CHALLENGE: The entire listing is to be repeated verbatim.

MATERIAL FOR THE TASK:

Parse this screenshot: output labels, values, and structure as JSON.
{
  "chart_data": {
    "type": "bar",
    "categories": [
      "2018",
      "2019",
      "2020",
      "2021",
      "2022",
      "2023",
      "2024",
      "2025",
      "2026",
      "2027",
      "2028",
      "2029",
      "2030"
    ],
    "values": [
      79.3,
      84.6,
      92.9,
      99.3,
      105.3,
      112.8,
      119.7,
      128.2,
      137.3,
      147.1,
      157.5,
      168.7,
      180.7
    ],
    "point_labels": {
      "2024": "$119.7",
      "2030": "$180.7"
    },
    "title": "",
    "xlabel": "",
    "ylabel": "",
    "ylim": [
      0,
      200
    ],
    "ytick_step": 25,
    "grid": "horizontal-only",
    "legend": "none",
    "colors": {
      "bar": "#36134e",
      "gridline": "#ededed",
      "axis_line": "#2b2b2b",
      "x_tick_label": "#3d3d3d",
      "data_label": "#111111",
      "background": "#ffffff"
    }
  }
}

ANSWER TO THIS EXERCISE:
Parse this screenshot: output labels, values, and structure as JSON.
{
  "chart_data": {
    "type": "bar",
    "categories": [
      "2018",
      "2019",
      "2020",
      "2021",
      "2022",
      "2023",
      "2024",
      "2025",
      "2026",
      "2027",
      "2028",
      "2029",
      "2030"
    ],
    "values": [
      79.3,
      84.6,
      92.9,
      99.3,
      105.3,
      112.8,
      119.7,
      128.2,
      137.3,
      147.1,
      157.5,
      168.7,
      180.7
    ],
    "point_labels": {
      "2024": "$119.7",
      "2030": "$180.7"
    },
    "title": "",
    "xlabel": "",
    "ylabel": "",
    "ylim": [
      0,
      200
    ],
    "ytick_step": 25,
    "grid": "horizontal-only",
    "legend": "none",
    "colors": {
      "bar": "#36134e",
      "gridline": "#ededed",
      "axis_line": "#2b2b2b",
      "x_tick_label": "#3d3d3d",
      "data_label": "#111111",
      "background": "#ffffff"
    }
  }
}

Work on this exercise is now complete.